Tasks to carry out:
a: In the review page, why was the fbt_powerpc.c modification dropped when the diff was regenerated? Answer in one to three sentences.
b: Please echo everything in the review page from "ClosedPublic" down to "relocatable object load.".
c: What command does the review page give as its test plan?

Page MenuHomeFreeBSD

Load reloc modules (amd64, mips) faster by caching global syms (PR 192249)
ClosedPublic

Authored by cse_cem_gmail_com on Jan 29 2015, 3:25 PM.

Details

Summary

Add a special ELF SHN_ value (in the SHN_LOOS to SHN_HIOS range) to represent cached SHN_UNDEF globals. Cache the results of global lookup during relocatable object load.

Modify Dtrace to ignore these SHN_FBSD_CACHED symbols the same way it ignored SHN_UNDEF symbols before. I didn't find other users of SHN_UNDEF that might be negatively affected by this change.

Test Plan
time kldload foo.ko

Diff Detail

Lint
Lint Skipped
Unit
Unit Tests Skipped

Event Timeline

cse_cem_gmail_com retitled this revision from to Load reloc modules (amd64, mips) faster by caching global syms (PR 192249).
cse_cem_gmail_com updated this object.
cse_cem_gmail_com edited the test plan for this revision. (Show Details)

When uploading diffs through the web can you please generate them with full context - e.g. git diff -U999999

Sorry, forgot on this one. I'll regenerate.

cse_cem_gmail_com edited edge metadata.

Add 9999 context, drop fbt_powerpc.c modification (it has since been deleted or merged with fbt.c).

Ping! Anything I can do to help further this along?

This is hack. Besides being a hack, I am not sure, how the hack is complete. You identified one place where the hack breaks things, but did you inspected all users of the module page tables ?

That said, I do not see module load being performance critical in any way.

In D1718#9, @kostikbel wrote:

This is hack.

So are modules on amd64, but that's not getting fixed any time soon. If amd64 kmods were properly linked, we could just do fast symbol hash lookups (solves our problem), and also we could then drop link_elf_obj.c (99% duplicate code with link_elf.c).

Besides being a hack, I am not sure, how the hack is complete. You identified one place where the hack breaks things, but did you inspected all users of the module page tables ?

Yes, we looked at all users that might be affected. Not sure what you mean by module page tables.

Data rows:

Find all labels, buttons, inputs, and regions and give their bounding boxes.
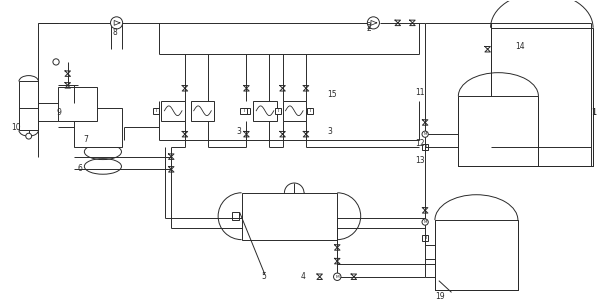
Text: T: T [154, 108, 157, 113]
Bar [19, 81, 39, 130]
Bar [253, 101, 276, 120]
Text: T: T [424, 235, 427, 240]
Text: 1: 1 [591, 108, 596, 117]
Bar [435, 220, 518, 290]
Circle shape [422, 131, 428, 137]
Bar [422, 235, 428, 241]
Bar [58, 87, 97, 120]
Text: 9: 9 [56, 108, 61, 117]
Bar [490, 28, 593, 166]
Bar [153, 108, 159, 114]
Bar [275, 108, 281, 114]
Text: 5: 5 [261, 272, 266, 281]
Bar [459, 96, 538, 166]
Text: 3: 3 [237, 127, 242, 136]
Text: T: T [276, 108, 279, 113]
Text: 3: 3 [327, 127, 332, 136]
Text: 2: 2 [367, 22, 371, 31]
Bar [191, 101, 214, 120]
Text: 7: 7 [83, 135, 88, 144]
Circle shape [422, 219, 428, 225]
Bar [240, 108, 246, 114]
Bar [232, 212, 240, 220]
Circle shape [53, 59, 59, 65]
Text: 6: 6 [77, 164, 82, 173]
Bar [74, 108, 123, 147]
Bar [422, 144, 428, 150]
Text: 10: 10 [11, 123, 21, 132]
Text: 11: 11 [416, 88, 425, 97]
Text: 19: 19 [435, 292, 444, 301]
Text: 12: 12 [416, 139, 425, 148]
Text: M: M [424, 132, 427, 136]
Bar [161, 101, 185, 120]
Text: 13: 13 [416, 157, 425, 165]
Text: 15: 15 [327, 90, 337, 99]
Text: T: T [308, 108, 311, 113]
Bar [283, 101, 306, 120]
Circle shape [333, 273, 341, 281]
Text: 14: 14 [515, 42, 525, 51]
Bar [242, 193, 337, 240]
Bar [306, 108, 313, 114]
Text: 1: 1 [591, 108, 596, 117]
Text: T: T [424, 144, 427, 149]
Circle shape [367, 17, 379, 29]
Text: M: M [335, 275, 339, 279]
Text: 8: 8 [113, 28, 118, 36]
Text: 4: 4 [300, 272, 305, 281]
Circle shape [110, 17, 123, 29]
Text: T: T [245, 108, 248, 113]
Text: 2: 2 [367, 24, 371, 33]
Bar [243, 108, 249, 114]
Text: M: M [424, 219, 427, 223]
Circle shape [26, 133, 32, 139]
Text: T: T [242, 108, 245, 113]
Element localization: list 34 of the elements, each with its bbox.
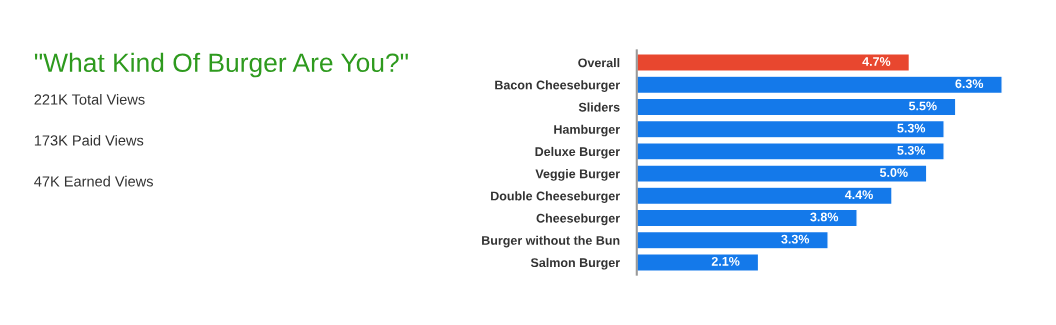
data-label: 5.5% [908,101,937,111]
data-label: 5.0% [879,168,908,177]
text: 47K Earned Views [34,175,153,187]
data-label: 5.3% [897,145,926,155]
y-tick-label: Deluxe Burger [535,146,620,159]
data-label: 3.8% [810,212,839,222]
bar [636,253,760,272]
text: "What Kind Of Burger Are You?" [34,52,408,78]
data-label: 6.3% [955,79,984,89]
y-tick-label: Salmon Burger [530,257,620,270]
bar [636,208,858,228]
bar [636,164,928,183]
y-tick-label: Overall [578,58,620,68]
y-tick-label: Veggie Burger [535,169,620,181]
bar [636,186,893,206]
bar [636,53,911,72]
bar [636,75,1003,95]
y-tick-label: Double Cheeseburger [491,191,620,203]
bar [636,142,945,161]
data-label: 3.3% [781,234,810,244]
y-tick-label: Cheeseburger [536,213,620,226]
data-label: 2.1% [711,256,740,266]
bar [636,230,829,250]
y-tick-label: Hamburger [554,124,620,137]
y-tick-label: Bacon Cheeseburger [495,80,620,92]
y-tick-label: Sliders [578,102,620,112]
bar [636,97,957,117]
bar [636,119,945,139]
data-label: 5.3% [897,123,926,133]
y-tick-label: Burger without the Bun [482,235,620,248]
text: 173K Paid Views [34,134,144,146]
text: 221K Total Views [34,93,145,105]
data-label: 4.4% [844,190,873,200]
data-label: 4.7% [862,57,891,66]
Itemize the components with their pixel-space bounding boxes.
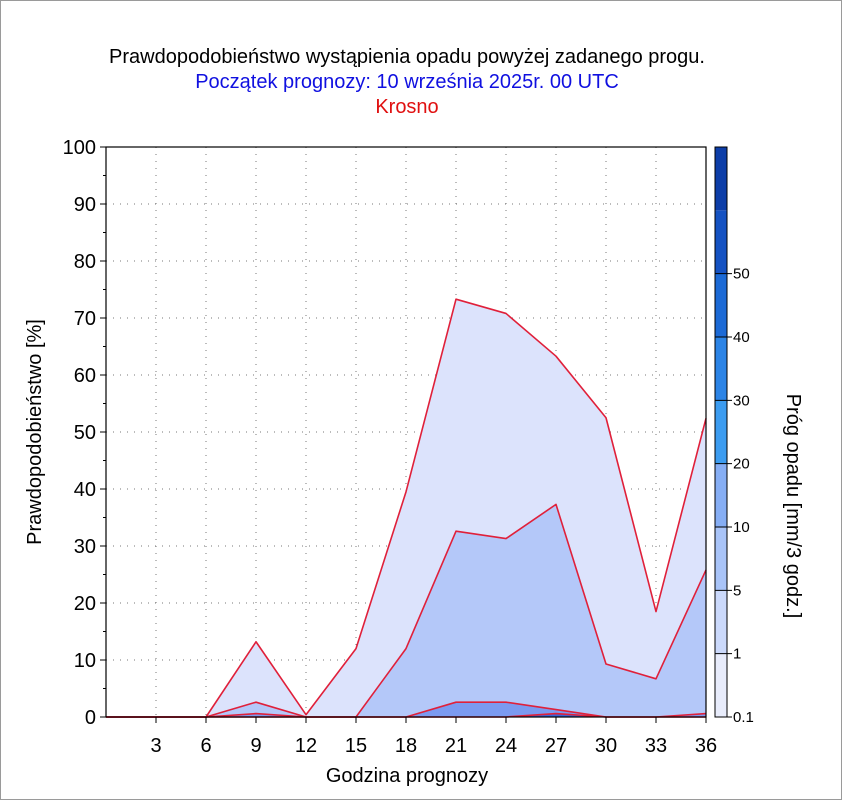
x-tick-label-18: 18 — [395, 735, 417, 757]
colorbar-tick-label-30: 30 — [733, 392, 750, 409]
y-tick-label-30: 30 — [74, 536, 96, 558]
y-tick-label-50: 50 — [74, 422, 96, 444]
colorbar-segment-5 — [715, 337, 727, 401]
y-axis-label: Prawdopodobieństwo [%] — [24, 319, 46, 545]
y-tick-label-80: 80 — [74, 251, 96, 273]
y-tick-label-60: 60 — [74, 365, 96, 387]
x-tick-label-24: 24 — [495, 735, 517, 757]
colorbar-segment-0 — [715, 653, 727, 717]
colorbar-segment-3 — [715, 463, 727, 527]
y-tick-label-100: 100 — [63, 137, 96, 159]
area-threshold-10 — [106, 713, 706, 717]
y-tick-label-0: 0 — [85, 707, 96, 729]
x-tick-label-30: 30 — [595, 735, 617, 757]
chart-location: Krosno — [375, 96, 438, 118]
colorbar-segment-8 — [715, 147, 727, 211]
chart-subtitle: Początek prognozy: 10 września 2025r. 00… — [195, 71, 619, 93]
colorbar-label: Próg opadu [mm/3 godz.] — [782, 394, 804, 619]
x-tick-label-33: 33 — [645, 735, 667, 757]
chart-title: Prawdopodobieństwo wystąpienia opadu pow… — [109, 46, 705, 68]
colorbar-segment-4 — [715, 400, 727, 464]
x-tick-label-15: 15 — [345, 735, 367, 757]
area-threshold-1 — [106, 504, 706, 717]
colorbar: 0.1 1 5 10 20 30 40 50 — [714, 146, 754, 726]
colorbar-tick-label-5: 5 — [733, 582, 741, 599]
x-tick-label-3: 3 — [150, 735, 161, 757]
colorbar-tick-label-20: 20 — [733, 456, 750, 473]
y-tick-label-70: 70 — [74, 308, 96, 330]
colorbar-segment-1 — [715, 590, 727, 654]
colorbar-tick-label-10: 10 — [733, 519, 750, 536]
x-tick-label-12: 12 — [295, 735, 317, 757]
colorbar-segment-7 — [715, 210, 727, 274]
colorbar-segment-2 — [715, 527, 727, 591]
colorbar-tick-label-1: 1 — [733, 646, 741, 663]
y-tick-label-20: 20 — [74, 593, 96, 615]
x-tick-label-9: 9 — [250, 735, 261, 757]
y-tick-label-10: 10 — [74, 650, 96, 672]
x-tick-label-6: 6 — [200, 735, 211, 757]
colorbar-segment-6 — [715, 273, 727, 337]
colorbar-tick-label-0.1: 0.1 — [733, 709, 754, 726]
colorbar-tick-label-50: 50 — [733, 266, 750, 283]
x-axis-label: Godzina prognozy — [326, 765, 488, 787]
y-tick-label-90: 90 — [74, 194, 96, 216]
x-tick-label-21: 21 — [445, 735, 467, 757]
x-tick-label-27: 27 — [545, 735, 567, 757]
colorbar-tick-label-40: 40 — [733, 329, 750, 346]
y-tick-label-40: 40 — [74, 479, 96, 501]
x-tick-label-36: 36 — [695, 735, 717, 757]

Worked solutions:
a: The fbt_powerpc.c modification was dropped because that file had since been deleted or merged with fbt.c.

b:
ClosedPublic

Authored by cse_cem_gmail_com on Jan 29 2015, 3:25 PM.

Details

Summary

Add a special ELF SHN_ value (in the SHN_LOOS to SHN_HIOS range) to represent cached SHN_UNDEF globals. Cache the results of global lookup during relocatable object load.

c: time kldload foo.ko